## REQUIRED WORK
Pull each line holding the word "style" from the data.

## SUPPLIED RECORDS
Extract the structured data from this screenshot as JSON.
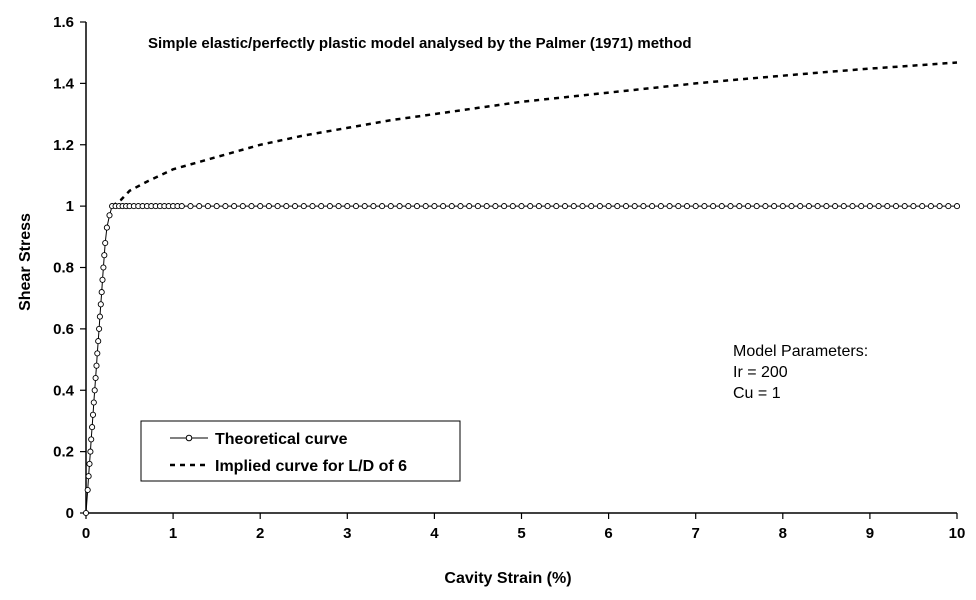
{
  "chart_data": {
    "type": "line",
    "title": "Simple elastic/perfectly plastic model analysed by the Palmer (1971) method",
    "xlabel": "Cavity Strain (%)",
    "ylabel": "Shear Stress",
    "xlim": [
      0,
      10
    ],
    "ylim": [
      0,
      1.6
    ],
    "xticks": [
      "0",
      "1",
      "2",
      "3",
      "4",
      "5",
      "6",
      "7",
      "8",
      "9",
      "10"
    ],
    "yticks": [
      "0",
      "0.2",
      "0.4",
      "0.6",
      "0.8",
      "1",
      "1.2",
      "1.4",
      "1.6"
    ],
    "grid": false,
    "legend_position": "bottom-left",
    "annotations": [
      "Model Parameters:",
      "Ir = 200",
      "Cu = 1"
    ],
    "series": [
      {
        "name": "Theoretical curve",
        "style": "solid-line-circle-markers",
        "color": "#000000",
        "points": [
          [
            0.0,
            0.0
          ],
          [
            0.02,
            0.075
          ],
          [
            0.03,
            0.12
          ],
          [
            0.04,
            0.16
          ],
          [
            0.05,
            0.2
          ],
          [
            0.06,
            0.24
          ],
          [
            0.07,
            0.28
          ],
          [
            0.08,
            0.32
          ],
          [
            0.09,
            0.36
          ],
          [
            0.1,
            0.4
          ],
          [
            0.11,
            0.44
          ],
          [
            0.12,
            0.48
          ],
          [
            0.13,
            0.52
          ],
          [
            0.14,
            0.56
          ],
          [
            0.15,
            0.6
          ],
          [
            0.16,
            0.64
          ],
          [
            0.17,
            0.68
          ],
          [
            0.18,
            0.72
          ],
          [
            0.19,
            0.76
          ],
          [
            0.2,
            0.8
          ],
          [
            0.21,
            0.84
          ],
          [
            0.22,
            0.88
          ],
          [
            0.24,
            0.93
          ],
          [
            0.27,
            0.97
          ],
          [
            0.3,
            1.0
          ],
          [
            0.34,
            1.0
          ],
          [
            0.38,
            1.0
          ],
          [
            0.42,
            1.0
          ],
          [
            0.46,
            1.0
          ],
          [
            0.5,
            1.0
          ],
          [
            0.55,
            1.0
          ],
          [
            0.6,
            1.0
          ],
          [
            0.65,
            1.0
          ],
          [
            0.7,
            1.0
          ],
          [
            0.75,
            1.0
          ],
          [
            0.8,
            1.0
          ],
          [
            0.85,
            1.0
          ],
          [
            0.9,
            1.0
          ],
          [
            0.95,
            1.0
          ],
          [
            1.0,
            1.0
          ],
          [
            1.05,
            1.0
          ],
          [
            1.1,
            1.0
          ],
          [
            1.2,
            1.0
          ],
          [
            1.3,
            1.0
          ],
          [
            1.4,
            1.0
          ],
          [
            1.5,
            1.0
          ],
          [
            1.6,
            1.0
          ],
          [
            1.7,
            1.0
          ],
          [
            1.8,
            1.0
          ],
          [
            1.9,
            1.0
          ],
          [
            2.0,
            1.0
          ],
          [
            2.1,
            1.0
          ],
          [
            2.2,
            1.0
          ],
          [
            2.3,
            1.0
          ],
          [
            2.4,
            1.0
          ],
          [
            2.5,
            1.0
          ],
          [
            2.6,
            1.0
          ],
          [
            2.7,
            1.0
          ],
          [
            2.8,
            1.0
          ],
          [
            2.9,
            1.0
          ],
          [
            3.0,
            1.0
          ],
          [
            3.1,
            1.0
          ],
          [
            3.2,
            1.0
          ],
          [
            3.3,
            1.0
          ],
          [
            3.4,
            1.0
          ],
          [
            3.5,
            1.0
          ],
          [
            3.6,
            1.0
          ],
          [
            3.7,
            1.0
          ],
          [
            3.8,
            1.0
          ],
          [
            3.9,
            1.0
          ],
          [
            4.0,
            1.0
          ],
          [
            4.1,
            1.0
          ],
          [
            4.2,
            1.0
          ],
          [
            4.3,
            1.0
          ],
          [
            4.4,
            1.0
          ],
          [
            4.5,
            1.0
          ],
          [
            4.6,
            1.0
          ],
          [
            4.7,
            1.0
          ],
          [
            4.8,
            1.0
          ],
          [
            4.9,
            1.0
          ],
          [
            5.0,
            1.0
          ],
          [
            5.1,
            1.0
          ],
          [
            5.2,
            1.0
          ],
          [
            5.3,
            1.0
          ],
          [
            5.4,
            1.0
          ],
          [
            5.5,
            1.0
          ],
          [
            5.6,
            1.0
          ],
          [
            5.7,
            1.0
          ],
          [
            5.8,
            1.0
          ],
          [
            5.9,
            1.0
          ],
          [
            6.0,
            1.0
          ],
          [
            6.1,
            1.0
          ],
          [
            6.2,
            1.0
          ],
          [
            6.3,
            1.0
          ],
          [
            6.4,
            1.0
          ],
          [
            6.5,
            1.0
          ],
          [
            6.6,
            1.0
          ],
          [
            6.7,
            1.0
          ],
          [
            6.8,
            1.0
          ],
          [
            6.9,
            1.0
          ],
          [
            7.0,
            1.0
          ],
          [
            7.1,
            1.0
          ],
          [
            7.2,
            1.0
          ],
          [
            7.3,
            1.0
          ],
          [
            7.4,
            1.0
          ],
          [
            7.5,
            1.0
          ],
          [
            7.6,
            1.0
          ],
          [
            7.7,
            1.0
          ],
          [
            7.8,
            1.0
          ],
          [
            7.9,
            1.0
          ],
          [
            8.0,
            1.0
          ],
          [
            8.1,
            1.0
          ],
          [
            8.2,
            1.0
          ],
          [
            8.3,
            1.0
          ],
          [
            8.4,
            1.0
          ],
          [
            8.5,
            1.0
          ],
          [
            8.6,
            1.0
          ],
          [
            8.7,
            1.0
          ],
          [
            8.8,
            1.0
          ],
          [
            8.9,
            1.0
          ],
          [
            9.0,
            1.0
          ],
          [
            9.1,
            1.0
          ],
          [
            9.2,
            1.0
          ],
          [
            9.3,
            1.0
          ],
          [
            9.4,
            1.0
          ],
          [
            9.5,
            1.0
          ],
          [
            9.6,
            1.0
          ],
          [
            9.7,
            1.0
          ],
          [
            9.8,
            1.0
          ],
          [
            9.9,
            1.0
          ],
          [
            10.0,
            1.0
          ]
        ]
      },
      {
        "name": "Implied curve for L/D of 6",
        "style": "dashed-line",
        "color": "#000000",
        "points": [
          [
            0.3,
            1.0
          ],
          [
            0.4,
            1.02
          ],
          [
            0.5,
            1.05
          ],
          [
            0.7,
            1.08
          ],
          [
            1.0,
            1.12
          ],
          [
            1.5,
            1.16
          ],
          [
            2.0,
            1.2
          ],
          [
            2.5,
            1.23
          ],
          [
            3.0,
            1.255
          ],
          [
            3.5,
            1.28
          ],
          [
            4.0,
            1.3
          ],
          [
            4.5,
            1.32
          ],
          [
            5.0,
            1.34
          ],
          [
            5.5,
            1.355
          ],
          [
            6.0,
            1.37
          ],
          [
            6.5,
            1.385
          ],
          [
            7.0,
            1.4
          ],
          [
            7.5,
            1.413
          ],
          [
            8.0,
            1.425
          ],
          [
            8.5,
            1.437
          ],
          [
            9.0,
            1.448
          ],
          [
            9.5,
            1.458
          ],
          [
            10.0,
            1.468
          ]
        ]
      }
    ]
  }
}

## RIGHT ANSWER
        "style": "solid-line-circle-markers",
        "style": "dashed-line",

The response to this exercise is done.